=== INPUT RECORDS ===

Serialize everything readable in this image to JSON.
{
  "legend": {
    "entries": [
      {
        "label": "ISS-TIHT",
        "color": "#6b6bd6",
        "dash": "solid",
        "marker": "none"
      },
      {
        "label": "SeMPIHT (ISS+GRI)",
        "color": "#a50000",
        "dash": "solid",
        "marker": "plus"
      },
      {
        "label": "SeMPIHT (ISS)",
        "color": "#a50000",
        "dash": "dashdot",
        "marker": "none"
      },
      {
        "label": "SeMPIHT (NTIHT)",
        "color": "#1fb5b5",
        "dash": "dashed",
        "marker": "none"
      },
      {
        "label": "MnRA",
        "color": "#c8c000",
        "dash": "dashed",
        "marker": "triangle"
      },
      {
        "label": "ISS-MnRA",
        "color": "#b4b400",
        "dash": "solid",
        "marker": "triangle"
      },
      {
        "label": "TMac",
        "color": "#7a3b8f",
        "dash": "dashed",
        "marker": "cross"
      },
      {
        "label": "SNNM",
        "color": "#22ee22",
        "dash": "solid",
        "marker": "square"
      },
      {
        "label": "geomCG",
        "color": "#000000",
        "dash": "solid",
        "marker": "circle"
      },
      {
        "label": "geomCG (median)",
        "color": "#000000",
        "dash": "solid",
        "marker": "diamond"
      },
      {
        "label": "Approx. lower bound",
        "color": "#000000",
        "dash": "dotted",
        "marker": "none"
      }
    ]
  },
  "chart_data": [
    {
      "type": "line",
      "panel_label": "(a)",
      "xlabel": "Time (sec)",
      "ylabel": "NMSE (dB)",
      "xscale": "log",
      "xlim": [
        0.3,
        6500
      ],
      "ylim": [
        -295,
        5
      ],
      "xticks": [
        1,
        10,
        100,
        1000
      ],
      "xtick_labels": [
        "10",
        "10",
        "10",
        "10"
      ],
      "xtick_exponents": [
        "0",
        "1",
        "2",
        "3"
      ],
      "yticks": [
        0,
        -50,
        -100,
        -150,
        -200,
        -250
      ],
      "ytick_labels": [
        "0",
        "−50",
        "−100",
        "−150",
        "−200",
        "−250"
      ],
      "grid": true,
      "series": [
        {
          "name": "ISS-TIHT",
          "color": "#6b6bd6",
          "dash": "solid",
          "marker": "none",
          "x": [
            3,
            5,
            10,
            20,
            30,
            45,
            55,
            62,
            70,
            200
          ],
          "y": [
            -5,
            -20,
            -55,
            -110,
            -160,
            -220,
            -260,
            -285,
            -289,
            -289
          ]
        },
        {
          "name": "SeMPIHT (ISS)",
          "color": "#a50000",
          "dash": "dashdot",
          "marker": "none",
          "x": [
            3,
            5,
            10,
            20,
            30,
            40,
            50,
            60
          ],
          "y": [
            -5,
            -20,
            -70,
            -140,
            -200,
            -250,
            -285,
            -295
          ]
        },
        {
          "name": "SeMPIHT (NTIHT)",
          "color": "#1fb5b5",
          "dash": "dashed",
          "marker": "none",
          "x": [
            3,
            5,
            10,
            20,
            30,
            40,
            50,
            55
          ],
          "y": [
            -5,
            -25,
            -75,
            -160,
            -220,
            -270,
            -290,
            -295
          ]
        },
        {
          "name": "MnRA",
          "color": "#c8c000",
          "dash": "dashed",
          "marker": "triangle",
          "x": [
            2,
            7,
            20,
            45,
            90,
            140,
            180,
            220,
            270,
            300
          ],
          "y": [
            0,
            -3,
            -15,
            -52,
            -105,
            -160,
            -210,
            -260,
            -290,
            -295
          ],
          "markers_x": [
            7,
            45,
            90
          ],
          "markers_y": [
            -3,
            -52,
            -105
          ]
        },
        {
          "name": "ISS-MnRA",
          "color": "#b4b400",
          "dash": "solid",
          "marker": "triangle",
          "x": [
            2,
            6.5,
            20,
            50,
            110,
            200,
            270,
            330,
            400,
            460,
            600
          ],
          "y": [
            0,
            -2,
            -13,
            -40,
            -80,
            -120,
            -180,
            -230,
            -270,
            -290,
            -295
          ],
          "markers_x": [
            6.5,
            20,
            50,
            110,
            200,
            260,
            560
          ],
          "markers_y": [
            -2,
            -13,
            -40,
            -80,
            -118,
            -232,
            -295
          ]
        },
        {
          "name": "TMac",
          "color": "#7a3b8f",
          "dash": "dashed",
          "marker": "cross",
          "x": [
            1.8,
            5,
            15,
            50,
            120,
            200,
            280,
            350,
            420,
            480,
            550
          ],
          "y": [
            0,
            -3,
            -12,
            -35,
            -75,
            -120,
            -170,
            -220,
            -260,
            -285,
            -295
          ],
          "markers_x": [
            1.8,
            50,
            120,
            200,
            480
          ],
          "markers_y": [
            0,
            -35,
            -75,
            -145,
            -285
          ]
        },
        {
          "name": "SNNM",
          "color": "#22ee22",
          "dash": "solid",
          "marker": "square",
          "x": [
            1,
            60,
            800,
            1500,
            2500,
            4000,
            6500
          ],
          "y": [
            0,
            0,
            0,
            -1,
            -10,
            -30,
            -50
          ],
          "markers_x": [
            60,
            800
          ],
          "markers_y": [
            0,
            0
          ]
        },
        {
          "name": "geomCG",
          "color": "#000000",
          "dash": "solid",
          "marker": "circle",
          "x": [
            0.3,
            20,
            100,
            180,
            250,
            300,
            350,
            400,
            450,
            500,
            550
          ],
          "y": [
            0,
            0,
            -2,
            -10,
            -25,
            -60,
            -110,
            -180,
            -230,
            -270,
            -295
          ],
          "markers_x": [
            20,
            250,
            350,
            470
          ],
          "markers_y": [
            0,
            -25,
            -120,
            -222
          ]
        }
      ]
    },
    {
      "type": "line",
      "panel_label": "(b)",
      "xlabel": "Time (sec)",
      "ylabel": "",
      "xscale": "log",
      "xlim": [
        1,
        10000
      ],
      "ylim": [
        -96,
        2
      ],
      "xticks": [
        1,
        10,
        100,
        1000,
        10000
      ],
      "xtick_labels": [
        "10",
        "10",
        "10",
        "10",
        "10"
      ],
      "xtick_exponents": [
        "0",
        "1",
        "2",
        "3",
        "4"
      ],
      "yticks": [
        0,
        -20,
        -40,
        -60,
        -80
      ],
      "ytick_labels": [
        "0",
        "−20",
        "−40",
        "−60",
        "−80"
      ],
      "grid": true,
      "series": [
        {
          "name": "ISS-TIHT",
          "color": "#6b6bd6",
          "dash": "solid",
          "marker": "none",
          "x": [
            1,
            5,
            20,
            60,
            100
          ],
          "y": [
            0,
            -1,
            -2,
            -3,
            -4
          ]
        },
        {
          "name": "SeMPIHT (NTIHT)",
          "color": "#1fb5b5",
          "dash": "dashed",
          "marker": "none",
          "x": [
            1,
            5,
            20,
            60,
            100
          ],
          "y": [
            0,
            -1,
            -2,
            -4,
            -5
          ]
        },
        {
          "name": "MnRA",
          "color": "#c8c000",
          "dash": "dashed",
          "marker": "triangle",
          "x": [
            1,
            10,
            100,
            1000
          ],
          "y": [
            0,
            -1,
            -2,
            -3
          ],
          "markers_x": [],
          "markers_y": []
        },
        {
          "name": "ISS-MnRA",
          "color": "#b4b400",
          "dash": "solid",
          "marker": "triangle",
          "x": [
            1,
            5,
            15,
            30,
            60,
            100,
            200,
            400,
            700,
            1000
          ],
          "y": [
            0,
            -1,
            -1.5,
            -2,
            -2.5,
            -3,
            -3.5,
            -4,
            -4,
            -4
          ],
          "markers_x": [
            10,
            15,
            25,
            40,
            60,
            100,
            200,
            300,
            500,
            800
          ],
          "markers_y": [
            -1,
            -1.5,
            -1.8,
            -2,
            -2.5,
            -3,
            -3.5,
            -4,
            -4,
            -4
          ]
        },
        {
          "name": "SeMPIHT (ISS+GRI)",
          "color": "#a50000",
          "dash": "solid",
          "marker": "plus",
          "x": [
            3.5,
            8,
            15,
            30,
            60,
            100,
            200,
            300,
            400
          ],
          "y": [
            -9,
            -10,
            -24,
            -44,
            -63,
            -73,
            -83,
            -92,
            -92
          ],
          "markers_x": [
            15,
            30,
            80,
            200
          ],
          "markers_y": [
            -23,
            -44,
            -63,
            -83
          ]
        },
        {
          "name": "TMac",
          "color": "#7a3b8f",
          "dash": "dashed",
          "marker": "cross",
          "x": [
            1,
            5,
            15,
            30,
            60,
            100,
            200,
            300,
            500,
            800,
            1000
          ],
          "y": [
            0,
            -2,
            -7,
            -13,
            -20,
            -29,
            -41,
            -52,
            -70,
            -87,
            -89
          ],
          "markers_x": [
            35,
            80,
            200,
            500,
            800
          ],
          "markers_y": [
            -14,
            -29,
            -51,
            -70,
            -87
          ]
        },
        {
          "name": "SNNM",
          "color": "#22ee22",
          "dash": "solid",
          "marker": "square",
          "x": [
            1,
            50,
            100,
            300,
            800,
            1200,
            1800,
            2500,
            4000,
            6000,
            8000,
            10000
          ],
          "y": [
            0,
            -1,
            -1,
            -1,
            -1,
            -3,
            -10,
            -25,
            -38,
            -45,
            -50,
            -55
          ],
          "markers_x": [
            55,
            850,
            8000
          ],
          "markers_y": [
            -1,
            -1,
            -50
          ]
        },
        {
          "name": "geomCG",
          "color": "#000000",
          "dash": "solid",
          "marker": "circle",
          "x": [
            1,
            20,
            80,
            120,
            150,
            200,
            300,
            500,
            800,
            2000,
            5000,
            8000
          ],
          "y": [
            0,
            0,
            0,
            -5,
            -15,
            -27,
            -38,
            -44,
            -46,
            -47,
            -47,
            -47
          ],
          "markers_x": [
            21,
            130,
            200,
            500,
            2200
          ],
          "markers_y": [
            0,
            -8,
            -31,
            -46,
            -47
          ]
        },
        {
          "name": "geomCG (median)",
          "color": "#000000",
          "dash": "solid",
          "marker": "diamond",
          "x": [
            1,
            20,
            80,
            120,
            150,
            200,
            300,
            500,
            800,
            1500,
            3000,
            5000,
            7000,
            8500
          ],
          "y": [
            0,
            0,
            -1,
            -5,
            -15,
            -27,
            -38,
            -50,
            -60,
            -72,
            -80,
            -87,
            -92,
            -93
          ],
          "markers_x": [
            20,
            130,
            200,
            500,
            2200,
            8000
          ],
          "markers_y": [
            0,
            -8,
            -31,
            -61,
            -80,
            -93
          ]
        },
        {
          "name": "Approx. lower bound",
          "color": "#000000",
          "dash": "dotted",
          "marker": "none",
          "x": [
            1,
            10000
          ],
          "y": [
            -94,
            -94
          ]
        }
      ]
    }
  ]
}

===

Show every line where the string "lower" appears.

RESULT:
        "label": "Approx. lower bound",
          "name": "Approx. lower bound",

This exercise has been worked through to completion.